Data items
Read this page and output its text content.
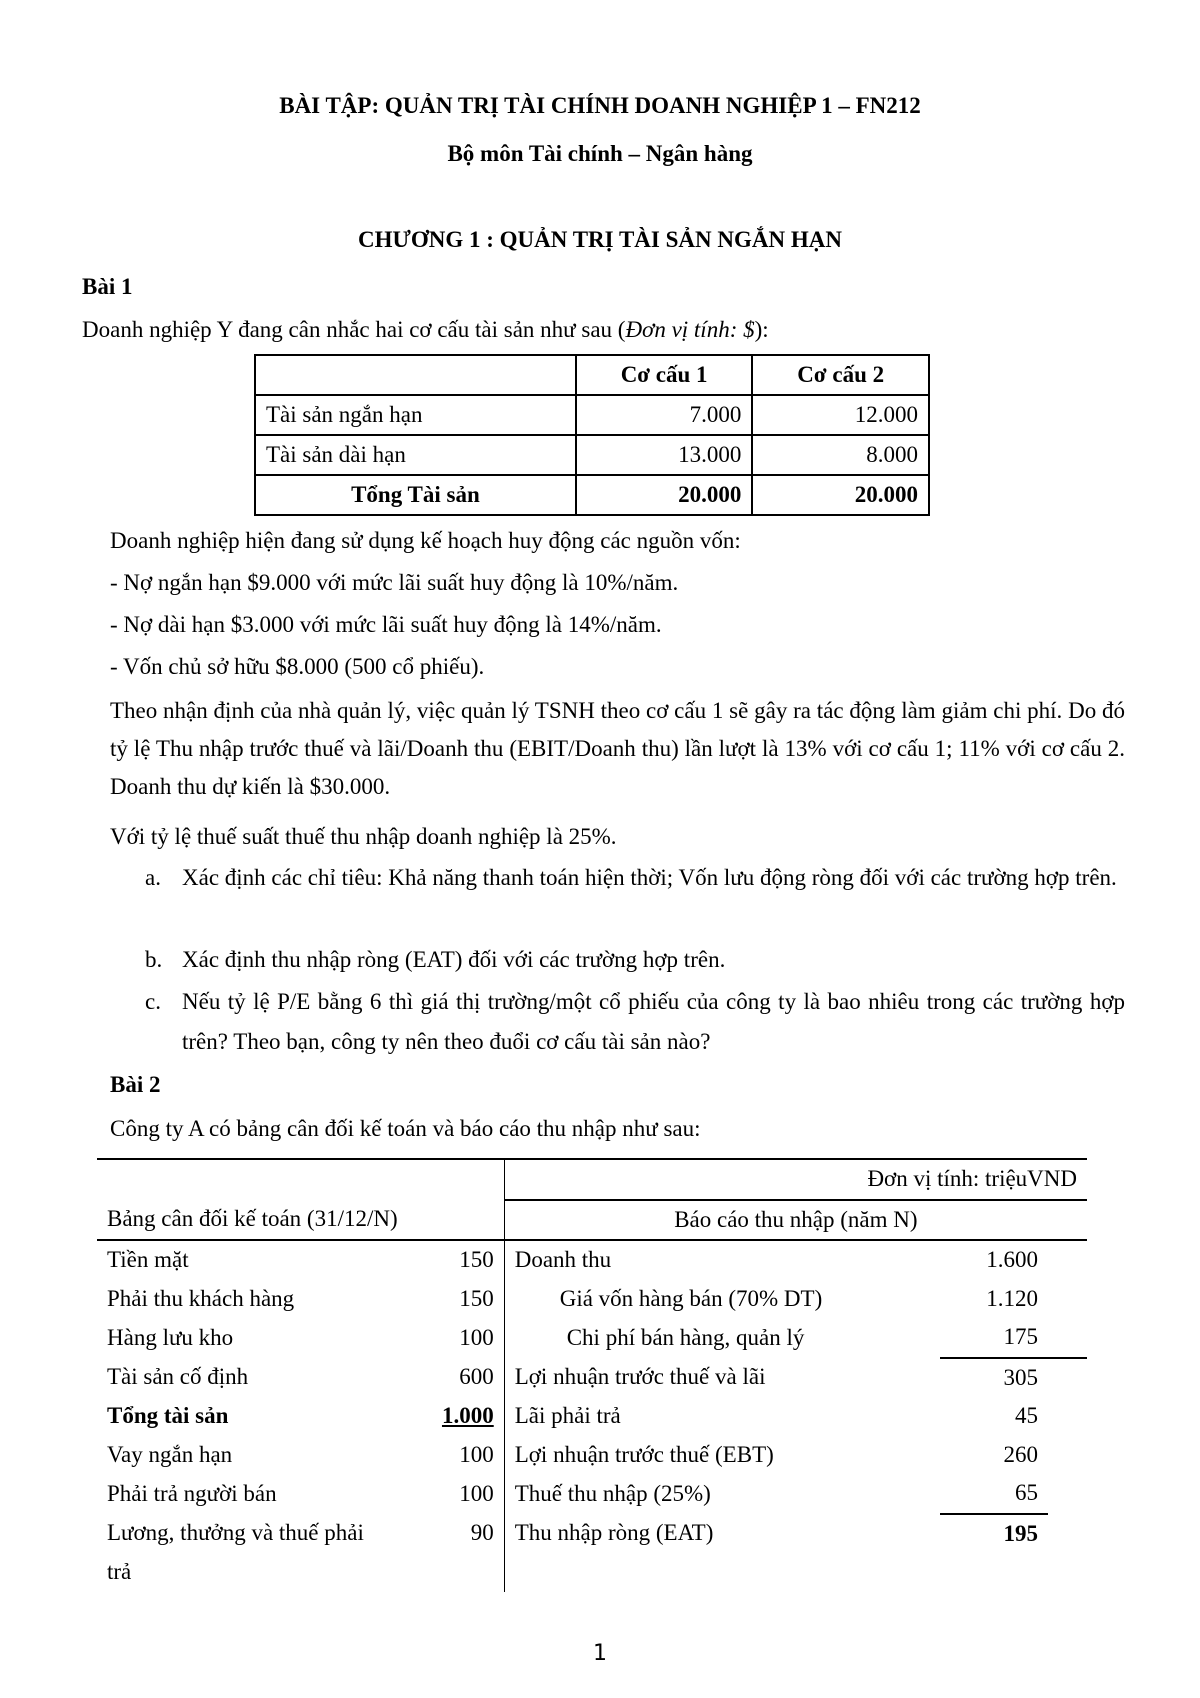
BÀI TẬP: QUẢN TRỊ TÀI CHÍNH DOANH NGHIỆP 1 – FN212
Bộ môn Tài chính – Ngân hàng
CHƯƠNG 1 : QUẢN TRỊ TÀI SẢN NGẮN HẠN
Bài 1
Doanh nghiệp Y đang cân nhắc hai cơ cấu tài sản như sau (Đơn vị tính: $):
	Cơ cấu 1	Cơ cấu 2
Tài sản ngắn hạn	7.000	12.000
Tài sản dài hạn	13.000	8.000
Tổng Tài sản	20.000	20.000
Doanh nghiệp hiện đang sử dụng kế hoạch huy động các nguồn vốn:
- Nợ ngắn hạn $9.000 với mức lãi suất huy động là 10%/năm.
- Nợ dài hạn $3.000 với mức lãi suất huy động là 14%/năm.
- Vốn chủ sở hữu $8.000 (500 cổ phiếu).
Theo nhận định của nhà quản lý, việc quản lý TSNH theo cơ cấu 1 sẽ gây ra tác động làm giảm chi phí. Do đó tỷ lệ Thu nhập trước thuế và lãi/Doanh thu (EBIT/Doanh thu) lần lượt là 13% với cơ cấu 1; 11% với cơ cấu 2. Doanh thu dự kiến là $30.000.
Với tỷ lệ thuế suất thuế thu nhập doanh nghiệp là 25%.
a. Xác định các chỉ tiêu: Khả năng thanh toán hiện thời; Vốn lưu động ròng đối với các trường hợp trên.
b. Xác định thu nhập ròng (EAT) đối với các trường hợp trên.
c. Nếu tỷ lệ P/E bằng 6 thì giá thị trường/một cổ phiếu của công ty là bao nhiêu trong các trường hợp trên? Theo bạn, công ty nên theo đuổi cơ cấu tài sản nào?
Bài 2
Công ty A có bảng cân đối kế toán và báo cáo thu nhập như sau:
		Đơn vị tính: triệuVND		
Bảng cân đối kế toán (31/12/N)		Báo cáo thu nhập (năm N)		
Tiền mặt	150	Doanh thu	1.600	
Phải thu khách hàng	150	Giá vốn hàng bán (70% DT)	1.120	
Hàng lưu kho	100	Chi phí bán hàng, quản lý	175	
Tài sản cố định	600	Lợi nhuận trước thuế và lãi	305	
Tổng tài sản	1.000	Lãi phải trả	45	
Vay ngắn hạn	100	Lợi nhuận trước thuế (EBT)	260	
Phải trả người bán	100	Thuế thu nhập (25%)	65	
Lương, thưởng và thuế phải	90	Thu nhập ròng (EAT)	195	
trả				
1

## WORK INSTRUCTIONS
Only the number is wanted: how many lines of the material above include the word "Theo"?

## SOLUTION
2